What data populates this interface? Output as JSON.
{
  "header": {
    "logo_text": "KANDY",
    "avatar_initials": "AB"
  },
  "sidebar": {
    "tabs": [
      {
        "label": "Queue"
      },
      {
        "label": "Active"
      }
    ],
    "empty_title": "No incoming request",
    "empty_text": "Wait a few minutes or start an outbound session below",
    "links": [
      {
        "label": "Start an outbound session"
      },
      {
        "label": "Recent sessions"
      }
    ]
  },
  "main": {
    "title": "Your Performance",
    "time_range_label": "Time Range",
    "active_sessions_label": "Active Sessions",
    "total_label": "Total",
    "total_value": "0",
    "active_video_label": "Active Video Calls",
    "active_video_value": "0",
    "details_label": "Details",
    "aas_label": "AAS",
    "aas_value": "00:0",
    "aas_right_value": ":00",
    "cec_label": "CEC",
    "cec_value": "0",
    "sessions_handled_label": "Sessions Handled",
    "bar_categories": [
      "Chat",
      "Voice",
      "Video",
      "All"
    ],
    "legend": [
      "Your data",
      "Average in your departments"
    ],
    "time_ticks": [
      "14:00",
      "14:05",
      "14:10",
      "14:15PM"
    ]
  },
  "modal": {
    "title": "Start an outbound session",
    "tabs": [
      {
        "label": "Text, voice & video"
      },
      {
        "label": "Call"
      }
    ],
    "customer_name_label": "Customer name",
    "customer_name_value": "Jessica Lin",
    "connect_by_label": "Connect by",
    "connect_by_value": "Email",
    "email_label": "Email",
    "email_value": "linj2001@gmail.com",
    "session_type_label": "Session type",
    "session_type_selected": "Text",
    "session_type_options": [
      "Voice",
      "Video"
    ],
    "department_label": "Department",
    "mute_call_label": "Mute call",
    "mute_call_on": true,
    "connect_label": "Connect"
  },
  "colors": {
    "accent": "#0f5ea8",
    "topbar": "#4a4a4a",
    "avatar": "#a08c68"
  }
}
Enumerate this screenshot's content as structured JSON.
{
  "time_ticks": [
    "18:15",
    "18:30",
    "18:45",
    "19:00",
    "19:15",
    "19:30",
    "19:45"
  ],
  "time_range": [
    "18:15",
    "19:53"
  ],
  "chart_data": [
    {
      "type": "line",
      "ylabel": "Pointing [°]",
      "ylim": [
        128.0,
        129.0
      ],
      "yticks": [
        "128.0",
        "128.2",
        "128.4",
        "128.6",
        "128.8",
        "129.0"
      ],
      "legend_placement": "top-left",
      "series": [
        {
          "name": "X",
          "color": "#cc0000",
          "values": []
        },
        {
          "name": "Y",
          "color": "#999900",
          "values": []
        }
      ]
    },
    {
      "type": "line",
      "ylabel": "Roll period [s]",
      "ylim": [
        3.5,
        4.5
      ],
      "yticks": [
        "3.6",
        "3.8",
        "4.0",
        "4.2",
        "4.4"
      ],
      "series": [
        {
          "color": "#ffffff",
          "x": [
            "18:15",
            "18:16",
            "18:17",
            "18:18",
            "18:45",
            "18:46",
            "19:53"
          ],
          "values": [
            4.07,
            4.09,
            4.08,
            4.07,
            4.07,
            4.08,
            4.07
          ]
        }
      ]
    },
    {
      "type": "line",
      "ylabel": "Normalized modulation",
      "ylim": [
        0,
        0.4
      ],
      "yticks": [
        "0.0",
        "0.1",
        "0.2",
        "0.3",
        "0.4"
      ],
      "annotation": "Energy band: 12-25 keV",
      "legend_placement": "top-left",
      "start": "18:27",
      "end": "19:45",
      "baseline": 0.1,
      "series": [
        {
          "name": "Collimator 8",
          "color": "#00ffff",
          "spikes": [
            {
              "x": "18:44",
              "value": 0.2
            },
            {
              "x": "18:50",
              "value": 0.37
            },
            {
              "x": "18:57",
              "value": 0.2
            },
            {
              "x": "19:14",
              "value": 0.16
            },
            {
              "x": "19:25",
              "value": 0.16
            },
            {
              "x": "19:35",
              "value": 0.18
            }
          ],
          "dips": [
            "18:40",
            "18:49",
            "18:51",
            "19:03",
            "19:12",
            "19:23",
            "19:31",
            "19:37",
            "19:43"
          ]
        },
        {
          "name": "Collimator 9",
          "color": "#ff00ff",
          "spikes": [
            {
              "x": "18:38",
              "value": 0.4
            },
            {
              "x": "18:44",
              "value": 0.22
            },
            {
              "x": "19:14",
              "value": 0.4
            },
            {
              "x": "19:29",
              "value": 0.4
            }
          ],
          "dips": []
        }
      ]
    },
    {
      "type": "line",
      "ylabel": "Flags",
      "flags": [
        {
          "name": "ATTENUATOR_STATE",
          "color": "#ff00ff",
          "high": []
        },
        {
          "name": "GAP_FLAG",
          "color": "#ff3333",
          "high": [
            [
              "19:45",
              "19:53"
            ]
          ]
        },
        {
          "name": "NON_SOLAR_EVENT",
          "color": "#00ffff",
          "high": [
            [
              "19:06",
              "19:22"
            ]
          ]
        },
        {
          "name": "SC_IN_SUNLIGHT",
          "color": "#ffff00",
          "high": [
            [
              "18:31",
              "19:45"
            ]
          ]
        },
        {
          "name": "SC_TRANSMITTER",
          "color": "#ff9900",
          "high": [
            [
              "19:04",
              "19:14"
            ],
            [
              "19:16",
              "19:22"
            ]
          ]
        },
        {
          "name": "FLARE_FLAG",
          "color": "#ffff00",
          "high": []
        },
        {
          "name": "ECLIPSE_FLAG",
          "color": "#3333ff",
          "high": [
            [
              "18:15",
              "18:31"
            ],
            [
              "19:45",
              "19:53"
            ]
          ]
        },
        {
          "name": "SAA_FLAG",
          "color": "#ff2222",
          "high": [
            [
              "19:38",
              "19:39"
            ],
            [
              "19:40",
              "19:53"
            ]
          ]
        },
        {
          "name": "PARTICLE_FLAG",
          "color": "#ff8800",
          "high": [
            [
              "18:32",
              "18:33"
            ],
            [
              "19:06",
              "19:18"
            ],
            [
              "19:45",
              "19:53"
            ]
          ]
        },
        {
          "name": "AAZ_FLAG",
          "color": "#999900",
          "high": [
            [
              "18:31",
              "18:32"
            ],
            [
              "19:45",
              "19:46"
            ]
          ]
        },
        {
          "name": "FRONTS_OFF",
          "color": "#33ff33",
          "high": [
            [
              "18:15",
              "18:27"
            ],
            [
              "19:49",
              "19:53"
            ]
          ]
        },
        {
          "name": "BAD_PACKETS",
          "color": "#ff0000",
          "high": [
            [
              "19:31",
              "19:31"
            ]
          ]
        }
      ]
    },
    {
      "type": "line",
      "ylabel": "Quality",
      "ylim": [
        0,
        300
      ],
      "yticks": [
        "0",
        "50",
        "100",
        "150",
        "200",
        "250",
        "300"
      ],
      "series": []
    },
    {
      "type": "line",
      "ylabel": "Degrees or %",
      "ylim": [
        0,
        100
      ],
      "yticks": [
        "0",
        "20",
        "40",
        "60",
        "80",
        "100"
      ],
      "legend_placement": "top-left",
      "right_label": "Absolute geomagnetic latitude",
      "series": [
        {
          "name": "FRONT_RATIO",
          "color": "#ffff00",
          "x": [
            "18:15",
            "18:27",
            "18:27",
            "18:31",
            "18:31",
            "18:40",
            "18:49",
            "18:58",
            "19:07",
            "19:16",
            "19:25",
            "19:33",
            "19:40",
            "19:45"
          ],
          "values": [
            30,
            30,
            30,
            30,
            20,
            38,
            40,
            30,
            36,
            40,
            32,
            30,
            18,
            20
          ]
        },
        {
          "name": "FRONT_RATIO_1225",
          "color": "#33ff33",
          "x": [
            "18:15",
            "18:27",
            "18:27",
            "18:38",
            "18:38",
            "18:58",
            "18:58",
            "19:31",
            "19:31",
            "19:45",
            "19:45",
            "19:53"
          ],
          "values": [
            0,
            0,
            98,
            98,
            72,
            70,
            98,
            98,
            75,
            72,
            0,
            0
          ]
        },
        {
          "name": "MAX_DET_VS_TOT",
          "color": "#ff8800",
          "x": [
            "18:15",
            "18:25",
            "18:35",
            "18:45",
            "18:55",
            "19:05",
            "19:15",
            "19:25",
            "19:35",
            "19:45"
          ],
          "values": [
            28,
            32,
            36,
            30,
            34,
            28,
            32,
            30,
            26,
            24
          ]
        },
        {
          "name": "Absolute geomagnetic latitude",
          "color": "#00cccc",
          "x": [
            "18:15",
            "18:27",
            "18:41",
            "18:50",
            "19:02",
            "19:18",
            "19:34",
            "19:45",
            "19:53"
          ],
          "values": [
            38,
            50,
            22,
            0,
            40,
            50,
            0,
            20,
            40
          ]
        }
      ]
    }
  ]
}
== == ==
Report how many lines of the data hold the string "this"; give only the number.

Exercise solution -> 2